▶ _Excerpted records_
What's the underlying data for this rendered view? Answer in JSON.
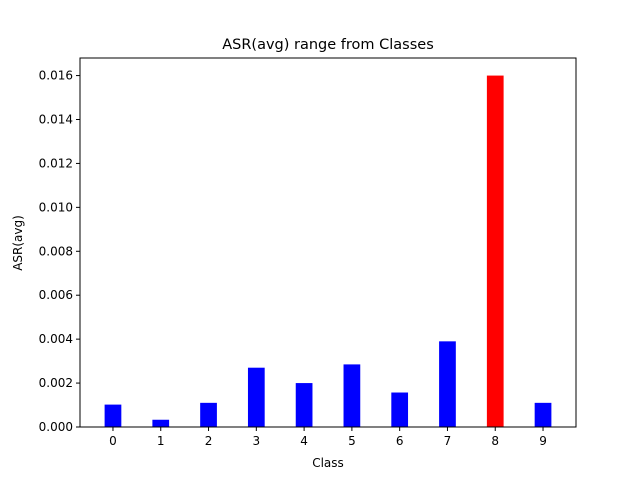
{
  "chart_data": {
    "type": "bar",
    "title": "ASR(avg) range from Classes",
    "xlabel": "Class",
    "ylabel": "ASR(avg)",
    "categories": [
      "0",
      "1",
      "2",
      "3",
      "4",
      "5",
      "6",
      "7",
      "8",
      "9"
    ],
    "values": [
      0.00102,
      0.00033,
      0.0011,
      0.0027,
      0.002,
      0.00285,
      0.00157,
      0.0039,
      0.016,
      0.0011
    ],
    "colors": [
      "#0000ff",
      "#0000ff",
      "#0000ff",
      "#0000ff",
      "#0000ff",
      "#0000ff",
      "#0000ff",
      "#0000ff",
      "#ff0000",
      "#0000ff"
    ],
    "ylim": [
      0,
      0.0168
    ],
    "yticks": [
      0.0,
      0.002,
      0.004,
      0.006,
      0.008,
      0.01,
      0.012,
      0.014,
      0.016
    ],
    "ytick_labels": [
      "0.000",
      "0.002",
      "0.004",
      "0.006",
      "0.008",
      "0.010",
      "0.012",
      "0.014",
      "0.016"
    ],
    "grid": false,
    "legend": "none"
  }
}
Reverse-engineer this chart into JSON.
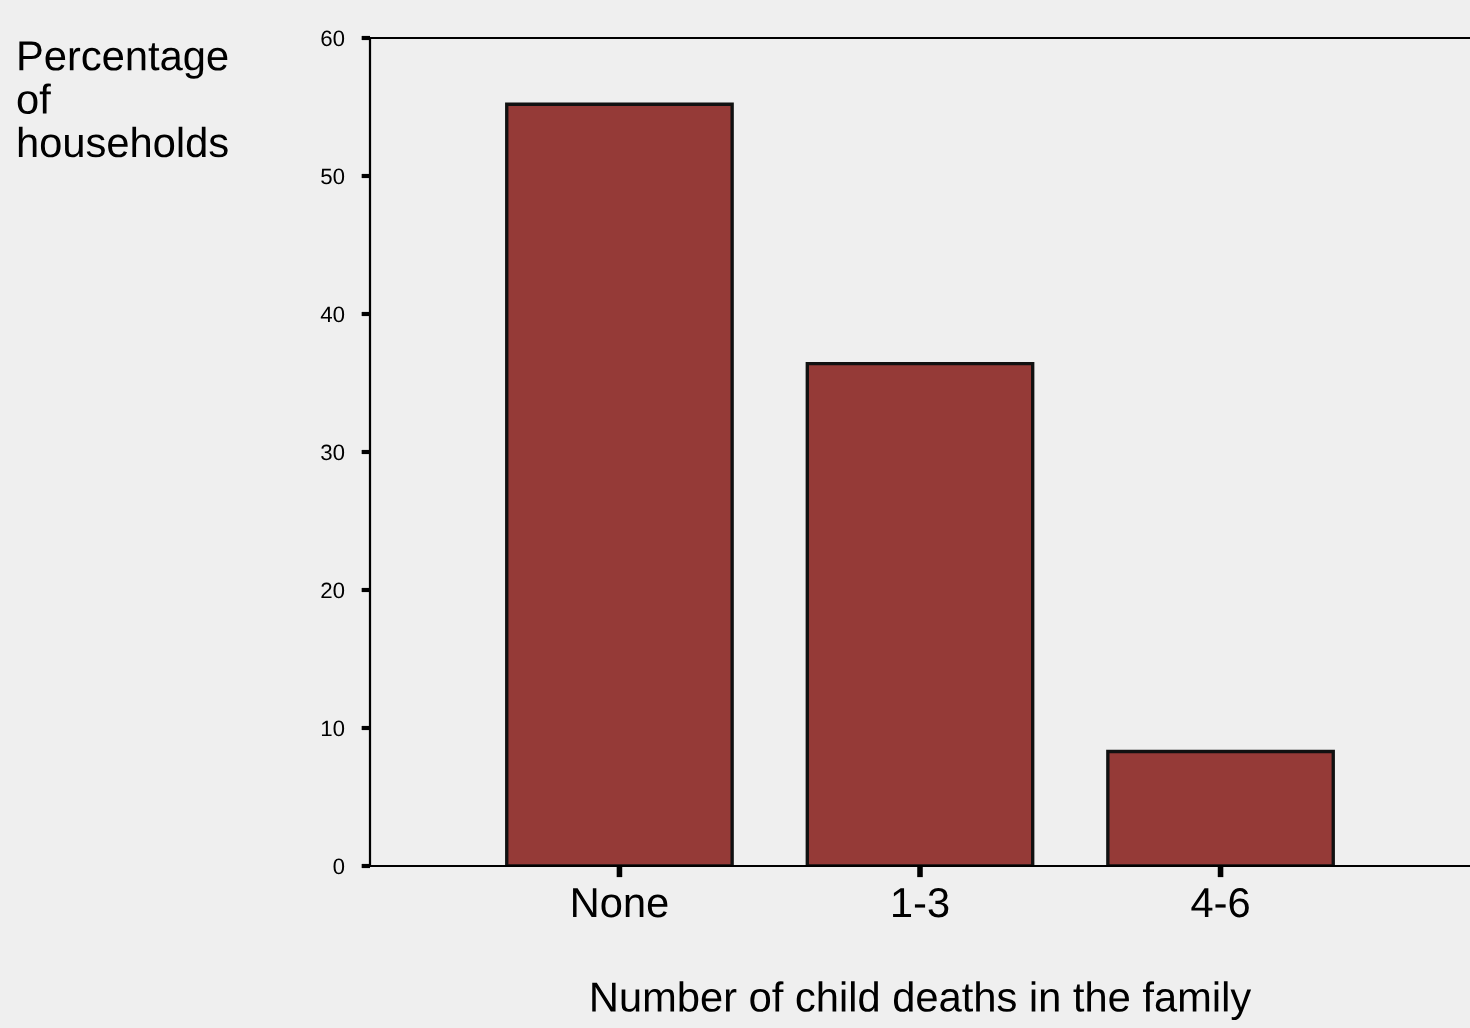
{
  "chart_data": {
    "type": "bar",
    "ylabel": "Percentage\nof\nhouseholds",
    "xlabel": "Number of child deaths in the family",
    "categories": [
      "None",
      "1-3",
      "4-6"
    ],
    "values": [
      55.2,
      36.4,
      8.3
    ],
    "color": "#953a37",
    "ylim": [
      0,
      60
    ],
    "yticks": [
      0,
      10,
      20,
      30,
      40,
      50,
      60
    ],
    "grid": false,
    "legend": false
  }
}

▶ _Exercise requirements_
Set down the material exactly, every line of it, except for the pictures.

▶ _Finished exercise_
What's the underlying data for this rendered view? Answer in JSON.
{
  "chart_data": {
    "type": "bar",
    "title": "ASR(avg) range from Classes",
    "xlabel": "Class",
    "ylabel": "ASR(avg)",
    "categories": [
      "0",
      "1",
      "2",
      "3",
      "4",
      "5",
      "6",
      "7",
      "8",
      "9"
    ],
    "values": [
      0.00102,
      0.00033,
      0.0011,
      0.0027,
      0.002,
      0.00285,
      0.00157,
      0.0039,
      0.016,
      0.0011
    ],
    "colors": [
      "#0000ff",
      "#0000ff",
      "#0000ff",
      "#0000ff",
      "#0000ff",
      "#0000ff",
      "#0000ff",
      "#0000ff",
      "#ff0000",
      "#0000ff"
    ],
    "ylim": [
      0,
      0.0168
    ],
    "yticks": [
      0.0,
      0.002,
      0.004,
      0.006,
      0.008,
      0.01,
      0.012,
      0.014,
      0.016
    ],
    "ytick_labels": [
      "0.000",
      "0.002",
      "0.004",
      "0.006",
      "0.008",
      "0.010",
      "0.012",
      "0.014",
      "0.016"
    ],
    "grid": false,
    "legend": "none"
  }
}
Reverse-engineer this chart into JSON.
{
  "chart_data": {
    "type": "bar",
    "ylabel": "Percentage\nof\nhouseholds",
    "xlabel": "Number of child deaths in the family",
    "categories": [
      "None",
      "1-3",
      "4-6"
    ],
    "values": [
      55.2,
      36.4,
      8.3
    ],
    "color": "#953a37",
    "ylim": [
      0,
      60
    ],
    "yticks": [
      0,
      10,
      20,
      30,
      40,
      50,
      60
    ],
    "grid": false,
    "legend": false
  }
}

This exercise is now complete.